:: Record list
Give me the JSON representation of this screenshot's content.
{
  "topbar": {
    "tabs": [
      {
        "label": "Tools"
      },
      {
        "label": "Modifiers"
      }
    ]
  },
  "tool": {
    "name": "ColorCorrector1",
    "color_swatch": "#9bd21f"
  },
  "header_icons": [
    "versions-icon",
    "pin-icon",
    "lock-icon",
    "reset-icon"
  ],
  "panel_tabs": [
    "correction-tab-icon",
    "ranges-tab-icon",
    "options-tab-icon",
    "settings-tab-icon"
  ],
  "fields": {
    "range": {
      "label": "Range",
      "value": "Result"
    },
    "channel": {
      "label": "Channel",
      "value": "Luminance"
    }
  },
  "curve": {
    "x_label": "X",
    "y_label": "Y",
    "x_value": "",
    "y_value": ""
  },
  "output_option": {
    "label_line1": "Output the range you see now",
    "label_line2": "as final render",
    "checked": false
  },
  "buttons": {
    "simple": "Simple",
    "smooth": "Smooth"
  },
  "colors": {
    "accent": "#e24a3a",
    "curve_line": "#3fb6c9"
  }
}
::::
=== Work to be completed ===
Extract all lines as given.

=== Response ===
Give me the JSON representation of this screenshot's content.
{
  "topbar": {
    "tabs": [
      {
        "label": "Tools"
      },
      {
        "label": "Modifiers"
      }
    ]
  },
  "tool": {
    "name": "ColorCorrector1",
    "color_swatch": "#9bd21f"
  },
  "header_icons": [
    "versions-icon",
    "pin-icon",
    "lock-icon",
    "reset-icon"
  ],
  "panel_tabs": [
    "correction-tab-icon",
    "ranges-tab-icon",
    "options-tab-icon",
    "settings-tab-icon"
  ],
  "fields": {
    "range": {
      "label": "Range",
      "value": "Result"
    },
    "channel": {
      "label": "Channel",
      "value": "Luminance"
    }
  },
  "curve": {
    "x_label": "X",
    "y_label": "Y",
    "x_value": "",
    "y_value": ""
  },
  "output_option": {
    "label_line1": "Output the range you see now",
    "label_line2": "as final render",
    "checked": false
  },
  "buttons": {
    "simple": "Simple",
    "smooth": "Smooth"
  },
  "colors": {
    "accent": "#e24a3a",
    "curve_line": "#3fb6c9"
  }
}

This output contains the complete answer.